## Given problem
Make an exact copy of all the data.

## Input rows
---------------

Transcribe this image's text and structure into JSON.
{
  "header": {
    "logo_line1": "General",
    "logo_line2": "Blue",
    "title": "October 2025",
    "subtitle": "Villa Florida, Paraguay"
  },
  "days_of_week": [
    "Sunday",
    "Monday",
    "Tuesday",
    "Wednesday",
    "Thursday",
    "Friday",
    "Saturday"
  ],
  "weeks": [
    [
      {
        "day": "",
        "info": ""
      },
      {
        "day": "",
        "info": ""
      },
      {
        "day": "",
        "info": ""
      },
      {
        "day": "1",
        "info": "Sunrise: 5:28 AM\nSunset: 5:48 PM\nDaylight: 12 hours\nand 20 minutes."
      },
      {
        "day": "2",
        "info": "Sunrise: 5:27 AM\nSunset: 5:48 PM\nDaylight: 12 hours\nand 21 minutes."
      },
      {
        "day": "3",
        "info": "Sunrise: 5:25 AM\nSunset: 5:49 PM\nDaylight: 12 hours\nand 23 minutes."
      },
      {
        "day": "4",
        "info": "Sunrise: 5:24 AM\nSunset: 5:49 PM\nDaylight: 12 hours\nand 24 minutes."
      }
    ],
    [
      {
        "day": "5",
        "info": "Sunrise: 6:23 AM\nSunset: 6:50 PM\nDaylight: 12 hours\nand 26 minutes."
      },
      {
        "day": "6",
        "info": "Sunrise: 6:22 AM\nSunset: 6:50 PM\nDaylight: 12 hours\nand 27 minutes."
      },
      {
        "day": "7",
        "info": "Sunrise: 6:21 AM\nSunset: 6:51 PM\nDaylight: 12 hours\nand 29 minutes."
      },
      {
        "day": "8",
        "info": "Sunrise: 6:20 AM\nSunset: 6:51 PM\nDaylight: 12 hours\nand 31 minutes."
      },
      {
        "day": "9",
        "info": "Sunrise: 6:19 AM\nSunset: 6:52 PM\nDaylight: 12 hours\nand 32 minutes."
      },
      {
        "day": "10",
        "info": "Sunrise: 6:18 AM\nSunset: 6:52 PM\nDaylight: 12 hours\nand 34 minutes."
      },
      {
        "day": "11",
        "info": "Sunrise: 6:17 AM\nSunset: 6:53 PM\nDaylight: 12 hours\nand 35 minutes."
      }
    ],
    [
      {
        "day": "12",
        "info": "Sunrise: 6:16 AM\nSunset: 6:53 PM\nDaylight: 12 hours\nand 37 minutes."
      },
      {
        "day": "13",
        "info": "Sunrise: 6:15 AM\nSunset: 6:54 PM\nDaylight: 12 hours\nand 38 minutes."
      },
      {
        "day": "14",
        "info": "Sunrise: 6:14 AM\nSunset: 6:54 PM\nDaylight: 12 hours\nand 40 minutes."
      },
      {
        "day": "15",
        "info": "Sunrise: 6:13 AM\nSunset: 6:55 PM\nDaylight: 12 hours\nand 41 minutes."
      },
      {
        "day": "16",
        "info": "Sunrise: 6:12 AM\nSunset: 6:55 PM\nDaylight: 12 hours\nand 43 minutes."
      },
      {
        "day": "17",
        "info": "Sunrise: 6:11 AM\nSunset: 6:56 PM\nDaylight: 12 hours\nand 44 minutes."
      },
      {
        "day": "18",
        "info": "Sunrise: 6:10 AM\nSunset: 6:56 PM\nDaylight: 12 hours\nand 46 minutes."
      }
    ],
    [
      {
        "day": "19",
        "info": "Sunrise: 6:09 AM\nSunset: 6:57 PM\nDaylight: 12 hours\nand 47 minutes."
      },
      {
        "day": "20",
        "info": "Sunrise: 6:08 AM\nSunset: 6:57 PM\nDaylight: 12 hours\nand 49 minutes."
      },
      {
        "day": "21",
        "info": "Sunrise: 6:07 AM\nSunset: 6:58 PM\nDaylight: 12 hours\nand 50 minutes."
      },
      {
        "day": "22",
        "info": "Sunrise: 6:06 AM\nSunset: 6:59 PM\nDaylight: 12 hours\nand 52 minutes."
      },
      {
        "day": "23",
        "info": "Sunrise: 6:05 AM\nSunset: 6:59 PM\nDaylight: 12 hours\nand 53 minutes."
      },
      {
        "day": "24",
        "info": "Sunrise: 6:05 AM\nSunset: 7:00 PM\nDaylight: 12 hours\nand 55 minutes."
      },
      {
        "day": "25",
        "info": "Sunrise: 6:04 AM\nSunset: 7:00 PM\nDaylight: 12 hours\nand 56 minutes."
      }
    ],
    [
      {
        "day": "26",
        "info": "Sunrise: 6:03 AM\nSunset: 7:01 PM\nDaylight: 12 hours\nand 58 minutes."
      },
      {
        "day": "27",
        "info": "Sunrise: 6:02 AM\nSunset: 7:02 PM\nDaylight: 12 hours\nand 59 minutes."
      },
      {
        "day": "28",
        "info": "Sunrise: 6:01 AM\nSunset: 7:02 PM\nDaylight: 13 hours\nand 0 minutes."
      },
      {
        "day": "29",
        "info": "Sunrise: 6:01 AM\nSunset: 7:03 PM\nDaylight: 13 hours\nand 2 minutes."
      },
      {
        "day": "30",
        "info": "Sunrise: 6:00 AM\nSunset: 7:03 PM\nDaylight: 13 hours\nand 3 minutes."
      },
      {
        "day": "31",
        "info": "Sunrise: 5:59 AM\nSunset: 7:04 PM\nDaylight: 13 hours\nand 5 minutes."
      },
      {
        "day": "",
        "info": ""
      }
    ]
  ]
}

---------------

## Answer to this task
Transcribe this image's text and structure into JSON.
{
  "header": {
    "logo_line1": "General",
    "logo_line2": "Blue",
    "title": "October 2025",
    "subtitle": "Villa Florida, Paraguay"
  },
  "days_of_week": [
    "Sunday",
    "Monday",
    "Tuesday",
    "Wednesday",
    "Thursday",
    "Friday",
    "Saturday"
  ],
  "weeks": [
    [
      {
        "day": "",
        "info": ""
      },
      {
        "day": "",
        "info": ""
      },
      {
        "day": "",
        "info": ""
      },
      {
        "day": "1",
        "info": "Sunrise: 5:28 AM\nSunset: 5:48 PM\nDaylight: 12 hours\nand 20 minutes."
      },
      {
        "day": "2",
        "info": "Sunrise: 5:27 AM\nSunset: 5:48 PM\nDaylight: 12 hours\nand 21 minutes."
      },
      {
        "day": "3",
        "info": "Sunrise: 5:25 AM\nSunset: 5:49 PM\nDaylight: 12 hours\nand 23 minutes."
      },
      {
        "day": "4",
        "info": "Sunrise: 5:24 AM\nSunset: 5:49 PM\nDaylight: 12 hours\nand 24 minutes."
      }
    ],
    [
      {
        "day": "5",
        "info": "Sunrise: 6:23 AM\nSunset: 6:50 PM\nDaylight: 12 hours\nand 26 minutes."
      },
      {
        "day": "6",
        "info": "Sunrise: 6:22 AM\nSunset: 6:50 PM\nDaylight: 12 hours\nand 27 minutes."
      },
      {
        "day": "7",
        "info": "Sunrise: 6:21 AM\nSunset: 6:51 PM\nDaylight: 12 hours\nand 29 minutes."
      },
      {
        "day": "8",
        "info": "Sunrise: 6:20 AM\nSunset: 6:51 PM\nDaylight: 12 hours\nand 31 minutes."
      },
      {
        "day": "9",
        "info": "Sunrise: 6:19 AM\nSunset: 6:52 PM\nDaylight: 12 hours\nand 32 minutes."
      },
      {
        "day": "10",
        "info": "Sunrise: 6:18 AM\nSunset: 6:52 PM\nDaylight: 12 hours\nand 34 minutes."
      },
      {
        "day": "11",
        "info": "Sunrise: 6:17 AM\nSunset: 6:53 PM\nDaylight: 12 hours\nand 35 minutes."
      }
    ],
    [
      {
        "day": "12",
        "info": "Sunrise: 6:16 AM\nSunset: 6:53 PM\nDaylight: 12 hours\nand 37 minutes."
      },
      {
        "day": "13",
        "info": "Sunrise: 6:15 AM\nSunset: 6:54 PM\nDaylight: 12 hours\nand 38 minutes."
      },
      {
        "day": "14",
        "info": "Sunrise: 6:14 AM\nSunset: 6:54 PM\nDaylight: 12 hours\nand 40 minutes."
      },
      {
        "day": "15",
        "info": "Sunrise: 6:13 AM\nSunset: 6:55 PM\nDaylight: 12 hours\nand 41 minutes."
      },
      {
        "day": "16",
        "info": "Sunrise: 6:12 AM\nSunset: 6:55 PM\nDaylight: 12 hours\nand 43 minutes."
      },
      {
        "day": "17",
        "info": "Sunrise: 6:11 AM\nSunset: 6:56 PM\nDaylight: 12 hours\nand 44 minutes."
      },
      {
        "day": "18",
        "info": "Sunrise: 6:10 AM\nSunset: 6:56 PM\nDaylight: 12 hours\nand 46 minutes."
      }
    ],
    [
      {
        "day": "19",
        "info": "Sunrise: 6:09 AM\nSunset: 6:57 PM\nDaylight: 12 hours\nand 47 minutes."
      },
      {
        "day": "20",
        "info": "Sunrise: 6:08 AM\nSunset: 6:57 PM\nDaylight: 12 hours\nand 49 minutes."
      },
      {
        "day": "21",
        "info": "Sunrise: 6:07 AM\nSunset: 6:58 PM\nDaylight: 12 hours\nand 50 minutes."
      },
      {
        "day": "22",
        "info": "Sunrise: 6:06 AM\nSunset: 6:59 PM\nDaylight: 12 hours\nand 52 minutes."
      },
      {
        "day": "23",
        "info": "Sunrise: 6:05 AM\nSunset: 6:59 PM\nDaylight: 12 hours\nand 53 minutes."
      },
      {
        "day": "24",
        "info": "Sunrise: 6:05 AM\nSunset: 7:00 PM\nDaylight: 12 hours\nand 55 minutes."
      },
      {
        "day": "25",
        "info": "Sunrise: 6:04 AM\nSunset: 7:00 PM\nDaylight: 12 hours\nand 56 minutes."
      }
    ],
    [
      {
        "day": "26",
        "info": "Sunrise: 6:03 AM\nSunset: 7:01 PM\nDaylight: 12 hours\nand 58 minutes."
      },
      {
        "day": "27",
        "info": "Sunrise: 6:02 AM\nSunset: 7:02 PM\nDaylight: 12 hours\nand 59 minutes."
      },
      {
        "day": "28",
        "info": "Sunrise: 6:01 AM\nSunset: 7:02 PM\nDaylight: 13 hours\nand 0 minutes."
      },
      {
        "day": "29",
        "info": "Sunrise: 6:01 AM\nSunset: 7:03 PM\nDaylight: 13 hours\nand 2 minutes."
      },
      {
        "day": "30",
        "info": "Sunrise: 6:00 AM\nSunset: 7:03 PM\nDaylight: 13 hours\nand 3 minutes."
      },
      {
        "day": "31",
        "info": "Sunrise: 5:59 AM\nSunset: 7:04 PM\nDaylight: 13 hours\nand 5 minutes."
      },
      {
        "day": "",
        "info": ""
      }
    ]
  ]
}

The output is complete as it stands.